--- Begin Provided data ---

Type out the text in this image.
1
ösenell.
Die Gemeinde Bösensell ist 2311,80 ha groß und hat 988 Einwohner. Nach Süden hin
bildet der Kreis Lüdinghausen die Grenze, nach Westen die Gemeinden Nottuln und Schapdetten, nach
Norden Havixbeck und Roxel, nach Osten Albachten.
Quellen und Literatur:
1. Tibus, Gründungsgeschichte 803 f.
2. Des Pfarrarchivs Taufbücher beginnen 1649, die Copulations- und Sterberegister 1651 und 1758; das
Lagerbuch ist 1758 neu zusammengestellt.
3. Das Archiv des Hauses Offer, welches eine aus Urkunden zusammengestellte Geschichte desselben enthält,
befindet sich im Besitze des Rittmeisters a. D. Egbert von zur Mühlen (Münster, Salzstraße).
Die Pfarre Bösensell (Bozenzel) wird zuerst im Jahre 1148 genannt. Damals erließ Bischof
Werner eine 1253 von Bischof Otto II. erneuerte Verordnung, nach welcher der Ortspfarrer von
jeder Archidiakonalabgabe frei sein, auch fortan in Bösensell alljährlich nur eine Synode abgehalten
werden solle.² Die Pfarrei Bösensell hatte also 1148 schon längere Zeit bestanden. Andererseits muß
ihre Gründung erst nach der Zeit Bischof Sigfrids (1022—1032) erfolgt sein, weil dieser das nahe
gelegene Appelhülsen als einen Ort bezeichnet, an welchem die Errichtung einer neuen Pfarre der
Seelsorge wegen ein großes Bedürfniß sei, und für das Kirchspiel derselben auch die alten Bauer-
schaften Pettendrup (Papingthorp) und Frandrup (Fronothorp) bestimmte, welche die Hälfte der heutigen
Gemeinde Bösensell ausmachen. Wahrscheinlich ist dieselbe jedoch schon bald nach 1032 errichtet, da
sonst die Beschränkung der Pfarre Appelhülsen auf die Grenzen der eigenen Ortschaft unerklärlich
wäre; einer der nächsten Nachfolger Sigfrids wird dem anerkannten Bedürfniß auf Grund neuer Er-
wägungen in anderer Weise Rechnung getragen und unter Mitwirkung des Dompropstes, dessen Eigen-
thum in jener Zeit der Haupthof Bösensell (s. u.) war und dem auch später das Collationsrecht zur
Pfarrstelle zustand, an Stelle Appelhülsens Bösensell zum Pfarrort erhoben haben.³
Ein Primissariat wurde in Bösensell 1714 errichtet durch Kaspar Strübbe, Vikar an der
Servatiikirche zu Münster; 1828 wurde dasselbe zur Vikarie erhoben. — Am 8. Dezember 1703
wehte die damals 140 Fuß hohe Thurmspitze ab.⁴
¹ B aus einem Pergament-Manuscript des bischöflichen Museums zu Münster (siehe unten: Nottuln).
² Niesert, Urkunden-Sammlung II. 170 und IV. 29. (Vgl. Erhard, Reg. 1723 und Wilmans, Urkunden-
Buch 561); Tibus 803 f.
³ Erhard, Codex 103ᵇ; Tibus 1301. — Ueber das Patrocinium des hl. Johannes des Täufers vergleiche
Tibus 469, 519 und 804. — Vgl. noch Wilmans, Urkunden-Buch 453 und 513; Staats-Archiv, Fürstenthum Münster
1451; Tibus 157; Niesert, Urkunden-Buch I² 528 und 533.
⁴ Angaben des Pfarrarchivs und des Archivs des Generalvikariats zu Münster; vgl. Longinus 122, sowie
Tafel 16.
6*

--- End Provided data ---

### Brief
Could you quote the material above in full, exactly as it stands?

### Reply to the exercise
Type out the text in this image.
1
ösenell.
Die Gemeinde Bösensell ist 2311,80 ha groß und hat 988 Einwohner. Nach Süden hin
bildet der Kreis Lüdinghausen die Grenze, nach Westen die Gemeinden Nottuln und Schapdetten, nach
Norden Havixbeck und Roxel, nach Osten Albachten.
Quellen und Literatur:
1. Tibus, Gründungsgeschichte 803 f.
2. Des Pfarrarchivs Taufbücher beginnen 1649, die Copulations- und Sterberegister 1651 und 1758; das
Lagerbuch ist 1758 neu zusammengestellt.
3. Das Archiv des Hauses Offer, welches eine aus Urkunden zusammengestellte Geschichte desselben enthält,
befindet sich im Besitze des Rittmeisters a. D. Egbert von zur Mühlen (Münster, Salzstraße).
Die Pfarre Bösensell (Bozenzel) wird zuerst im Jahre 1148 genannt. Damals erließ Bischof
Werner eine 1253 von Bischof Otto II. erneuerte Verordnung, nach welcher der Ortspfarrer von
jeder Archidiakonalabgabe frei sein, auch fortan in Bösensell alljährlich nur eine Synode abgehalten
werden solle.² Die Pfarrei Bösensell hatte also 1148 schon längere Zeit bestanden. Andererseits muß
ihre Gründung erst nach der Zeit Bischof Sigfrids (1022—1032) erfolgt sein, weil dieser das nahe
gelegene Appelhülsen als einen Ort bezeichnet, an welchem die Errichtung einer neuen Pfarre der
Seelsorge wegen ein großes Bedürfniß sei, und für das Kirchspiel derselben auch die alten Bauer-
schaften Pettendrup (Papingthorp) und Frandrup (Fronothorp) bestimmte, welche die Hälfte der heutigen
Gemeinde Bösensell ausmachen. Wahrscheinlich ist dieselbe jedoch schon bald nach 1032 errichtet, da
sonst die Beschränkung der Pfarre Appelhülsen auf die Grenzen der eigenen Ortschaft unerklärlich
wäre; einer der nächsten Nachfolger Sigfrids wird dem anerkannten Bedürfniß auf Grund neuer Er-
wägungen in anderer Weise Rechnung getragen und unter Mitwirkung des Dompropstes, dessen Eigen-
thum in jener Zeit der Haupthof Bösensell (s. u.) war und dem auch später das Collationsrecht zur
Pfarrstelle zustand, an Stelle Appelhülsens Bösensell zum Pfarrort erhoben haben.³
Ein Primissariat wurde in Bösensell 1714 errichtet durch Kaspar Strübbe, Vikar an der
Servatiikirche zu Münster; 1828 wurde dasselbe zur Vikarie erhoben. — Am 8. Dezember 1703
wehte die damals 140 Fuß hohe Thurmspitze ab.⁴
¹ B aus einem Pergament-Manuscript des bischöflichen Museums zu Münster (siehe unten: Nottuln).
² Niesert, Urkunden-Sammlung II. 170 und IV. 29. (Vgl. Erhard, Reg. 1723 und Wilmans, Urkunden-
Buch 561); Tibus 803 f.
³ Erhard, Codex 103ᵇ; Tibus 1301. — Ueber das Patrocinium des hl. Johannes des Täufers vergleiche
Tibus 469, 519 und 804. — Vgl. noch Wilmans, Urkunden-Buch 453 und 513; Staats-Archiv, Fürstenthum Münster
1451; Tibus 157; Niesert, Urkunden-Buch I² 528 und 533.
⁴ Angaben des Pfarrarchivs und des Archivs des Generalvikariats zu Münster; vgl. Longinus 122, sowie
Tafel 16.
6*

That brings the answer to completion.